Objective →
Go through the listing below and list every line with "chevron".

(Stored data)
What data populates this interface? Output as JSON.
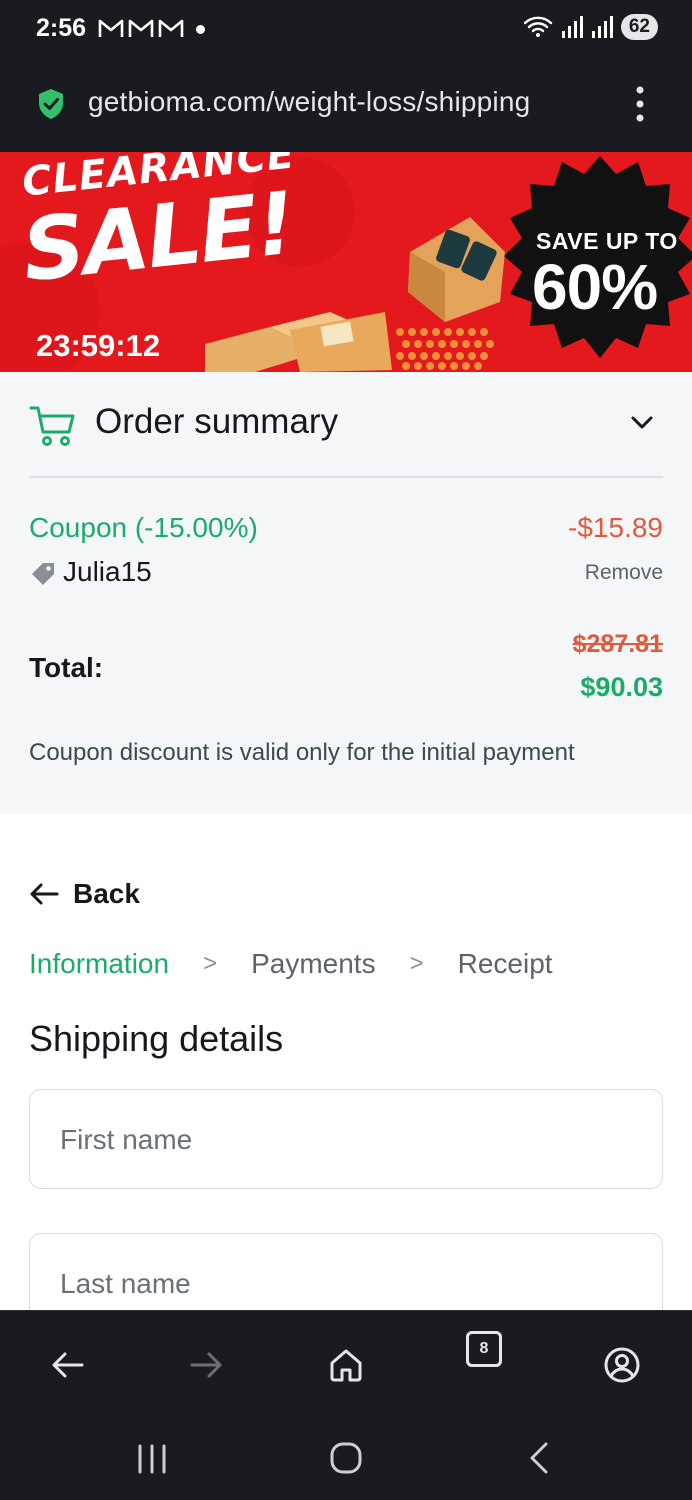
{
  "status_bar": {
    "time": "2:56",
    "battery": "62",
    "notification_icons": [
      "gmail-icon",
      "gmail-icon",
      "gmail-icon"
    ]
  },
  "browser": {
    "url": "getbioma.com/weight-loss/shipping",
    "tab_count": "8"
  },
  "banner": {
    "headline_top": "CLEARANCE",
    "headline_main": "SALE!",
    "timer": "23:59:12",
    "badge_line1": "SAVE UP TO",
    "badge_line2": "60%"
  },
  "order_summary": {
    "title": "Order summary",
    "coupon_label": "Coupon (-15.00%)",
    "coupon_amount": "-$15.89",
    "coupon_code": "Julia15",
    "remove_label": "Remove",
    "total_label": "Total:",
    "total_original": "$287.81",
    "total_final": "$90.03",
    "note": "Coupon discount is valid only for the initial payment"
  },
  "form": {
    "back_label": "Back",
    "steps": [
      "Information",
      "Payments",
      "Receipt"
    ],
    "step_separator": ">",
    "section_title": "Shipping details",
    "first_name_placeholder": "First name",
    "last_name_placeholder": "Last name"
  },
  "colors": {
    "accent_green": "#1aab6b",
    "discount_red": "#e05a3b",
    "banner_red": "#e3191d",
    "chrome_dark": "#1a1b20"
  }
}
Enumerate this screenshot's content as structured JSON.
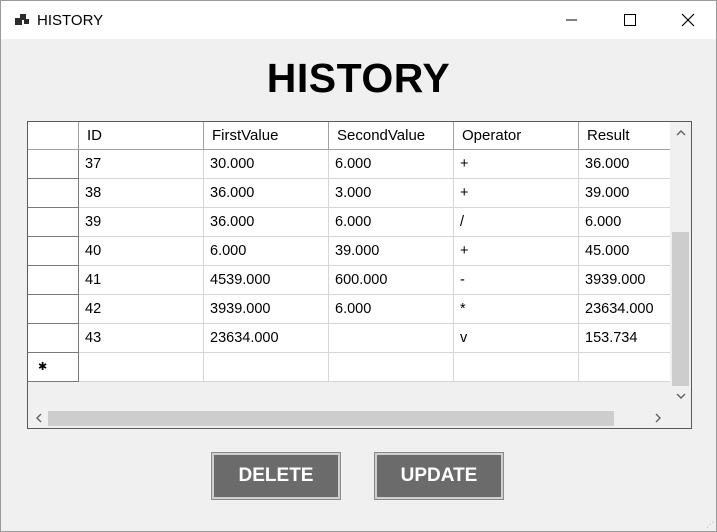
{
  "window": {
    "title": "HISTORY"
  },
  "heading": "HISTORY",
  "table": {
    "columns": [
      "ID",
      "FirstValue",
      "SecondValue",
      "Operator",
      "Result"
    ],
    "rows": [
      [
        "37",
        "30.000",
        "6.000",
        "+",
        "36.000"
      ],
      [
        "38",
        "36.000",
        "3.000",
        "+",
        "39.000"
      ],
      [
        "39",
        "36.000",
        "6.000",
        "/",
        "6.000"
      ],
      [
        "40",
        "6.000",
        "39.000",
        "+",
        "45.000"
      ],
      [
        "41",
        "4539.000",
        "600.000",
        "-",
        "3939.000"
      ],
      [
        "42",
        "3939.000",
        "6.000",
        "*",
        "23634.000"
      ],
      [
        "43",
        "23634.000",
        "",
        "v",
        "153.734"
      ]
    ],
    "new_row_marker": "✱"
  },
  "buttons": {
    "delete_label": "DELETE",
    "update_label": "UPDATE"
  },
  "icons": {
    "app": "app-icon",
    "minimize": "minimize-icon",
    "maximize": "maximize-icon",
    "close": "close-icon",
    "scroll_up": "chevron-up-icon",
    "scroll_down": "chevron-down-icon",
    "scroll_left": "chevron-left-icon",
    "scroll_right": "chevron-right-icon"
  },
  "colors": {
    "button_bg": "#6b6b6b",
    "button_text": "#ffffff",
    "window_bg": "#f0f0f0"
  }
}
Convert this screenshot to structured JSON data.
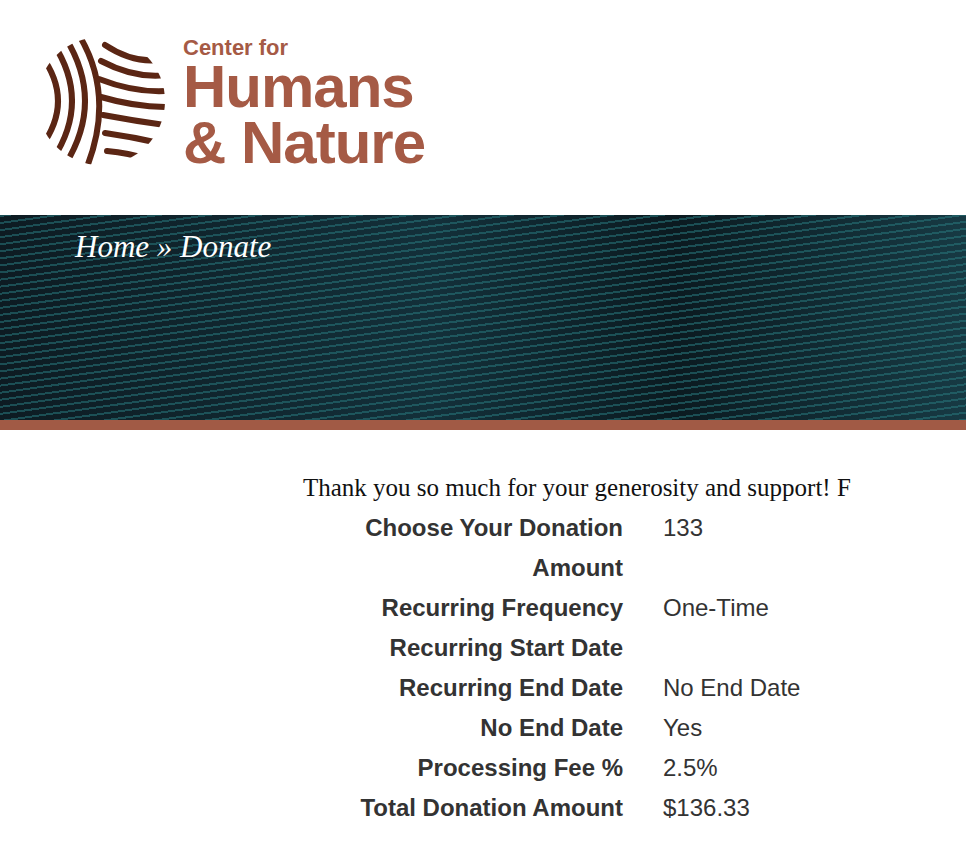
{
  "logo": {
    "line1": "Center for",
    "line2": "Humans",
    "line3": "& Nature"
  },
  "breadcrumb": {
    "items": [
      "Home",
      "Donate"
    ],
    "separator": "»"
  },
  "message": "Thank you so much for your generosity and support! F",
  "fields": [
    {
      "label": "Choose Your Donation Amount",
      "value": "133"
    },
    {
      "label": "Recurring Frequency",
      "value": "One-Time"
    },
    {
      "label": "Recurring Start Date",
      "value": ""
    },
    {
      "label": "Recurring End Date",
      "value": "No End Date"
    },
    {
      "label": "No End Date",
      "value": "Yes"
    },
    {
      "label": "Processing Fee %",
      "value": "2.5%"
    },
    {
      "label": "Total Donation Amount",
      "value": "$136.33"
    }
  ]
}
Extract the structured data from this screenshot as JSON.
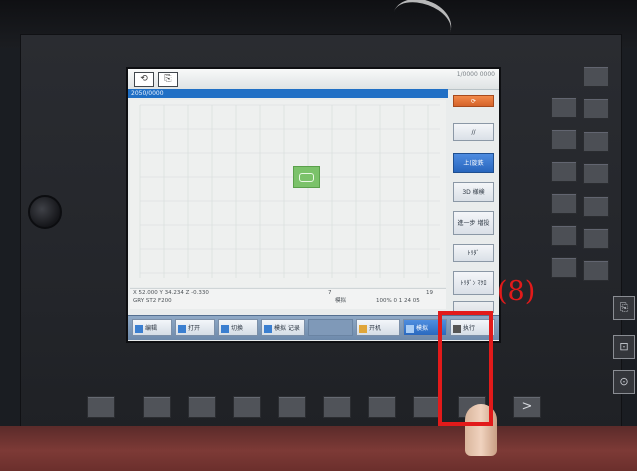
{
  "screen": {
    "title_right": "1/0000\n0000",
    "program_path": "2050/0000",
    "icons": {
      "mode": "step-mode-icon",
      "doc": "program-doc-icon"
    }
  },
  "vertical_softkeys": [
    {
      "label": "",
      "icon": "reset-icon",
      "style": "orange"
    },
    {
      "label": "//",
      "style": "normal"
    },
    {
      "label": "上(旋鉄",
      "style": "blue"
    },
    {
      "label": "3D 様検",
      "style": "normal"
    },
    {
      "label": "進一步\n増投",
      "style": "normal"
    },
    {
      "label": "ﾄﾘﾀﾞ",
      "style": "normal"
    },
    {
      "label": "ﾄﾘﾀﾞﾝ\nﾏｸﾛ",
      "style": "normal"
    },
    {
      "label": "",
      "style": "dim"
    }
  ],
  "status_bar": {
    "coords": "X   52.000   Y   34.234  Z   -0.330",
    "tool": "GRY ST2 F200",
    "value_right": "7",
    "mode_label": "模拟",
    "feed": "100% 0 1 24 05",
    "count": "19"
  },
  "softkeys": [
    {
      "label": "编辑",
      "icon": "edit-icon"
    },
    {
      "label": "打开",
      "icon": "open-icon"
    },
    {
      "label": "切换",
      "icon": "switch-icon"
    },
    {
      "label": "模拟\n记录",
      "icon": "simulate-icon"
    },
    {
      "label": "",
      "icon": ""
    },
    {
      "label": "开机",
      "icon": "grid-icon"
    },
    {
      "label": "模拟",
      "icon": "simulation-icon",
      "active": true
    },
    {
      "label": "执行",
      "icon": "execute-icon"
    }
  ],
  "annotation": {
    "label": "(8)",
    "color": "#e21a1a"
  },
  "right_panel_keys": [
    ">",
    "⎘",
    "⊡",
    "⊙"
  ],
  "colors": {
    "accent_blue": "#1f6fc5",
    "annotation_red": "#e21a1a",
    "reset_orange": "#d4632a",
    "green_marker": "#7bc26a"
  }
}
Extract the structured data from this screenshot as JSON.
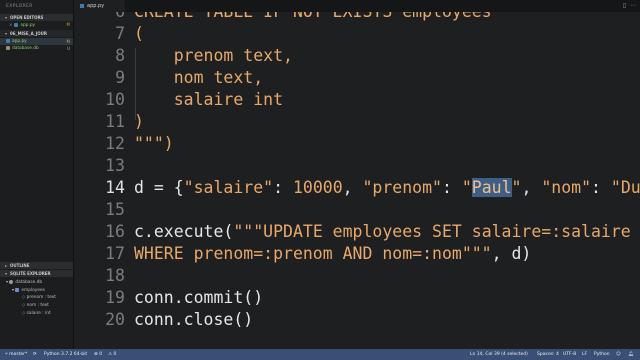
{
  "sidebar": {
    "title": "EXPLORER",
    "open_editors_label": "OPEN EDITORS",
    "open_editors": [
      {
        "name": "app.py",
        "badge": "M"
      }
    ],
    "folder_label": "06_MISE_A_JOUR",
    "files": [
      {
        "name": "app.py",
        "badge": "M"
      },
      {
        "name": "database.db",
        "badge": "U"
      }
    ],
    "outline_label": "OUTLINE",
    "sqlite_label": "SQLITE EXPLORER",
    "db_name": "database.db",
    "table_name": "employees",
    "columns": [
      "prenom : text",
      "nom : text",
      "salaire : int"
    ]
  },
  "tab": {
    "label": "app.py"
  },
  "editor": {
    "lines": [
      {
        "n": "6",
        "text": "CREATE TABLE IF NOT EXISTS employees"
      },
      {
        "n": "7",
        "text": "("
      },
      {
        "n": "8",
        "text": "    prenom text,"
      },
      {
        "n": "9",
        "text": "    nom text,"
      },
      {
        "n": "10",
        "text": "    salaire int"
      },
      {
        "n": "11",
        "text": ")"
      },
      {
        "n": "12",
        "text": "\"\"\")"
      },
      {
        "n": "13",
        "text": ""
      },
      {
        "n": "14",
        "a": "d = {",
        "b": "\"salaire\"",
        "c": ": ",
        "d": "10000",
        "e": ", ",
        "f": "\"prenom\"",
        "g": ": ",
        "h": "\"",
        "sel": "Paul",
        "i": "\"",
        "j": ", ",
        "k": "\"nom\"",
        "l": ": ",
        "m": "\"Dupont\"",
        "o": "}"
      },
      {
        "n": "15",
        "text": ""
      },
      {
        "n": "16",
        "a": "c.execute(",
        "b": "\"\"\"UPDATE employees SET salaire=:salaire"
      },
      {
        "n": "17",
        "text": "WHERE prenom=:prenom AND nom=:nom\"\"\"",
        "tail": ", d)"
      },
      {
        "n": "18",
        "text": ""
      },
      {
        "n": "19",
        "text": "conn.commit()"
      },
      {
        "n": "20",
        "text": "conn.close()"
      }
    ]
  },
  "statusbar": {
    "branch": "master*",
    "sync": "⟳",
    "python": "Python 3.7.2 64-bit",
    "errors": "⊗ 0",
    "warnings": "⚠ 0",
    "cursor": "Ln 14, Col 39 (4 selected)",
    "spaces": "Spaces: 4",
    "encoding": "UTF-8",
    "eol": "LF",
    "language": "Python"
  },
  "colors": {
    "status_bg": "#3a4f75",
    "string": "#e8a86a",
    "selection": "#3e5e86"
  }
}
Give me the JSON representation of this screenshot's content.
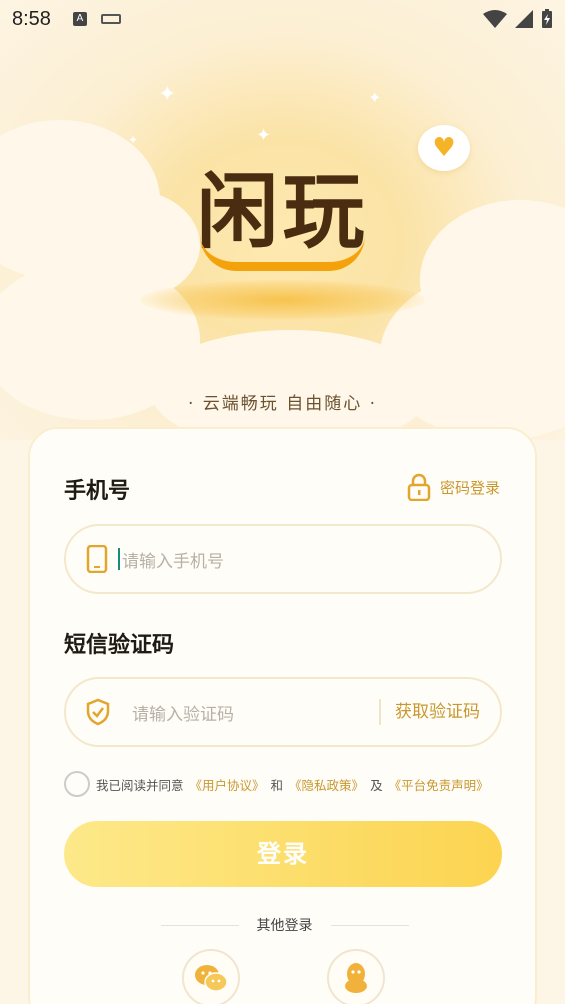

Answer below →
    "scroll_up": "chevron-up-icon",
    "scroll_down": "chevron-down-icon",
    "scroll_left": "chevron-left-icon",
    "scroll_right": "chevron-right-icon"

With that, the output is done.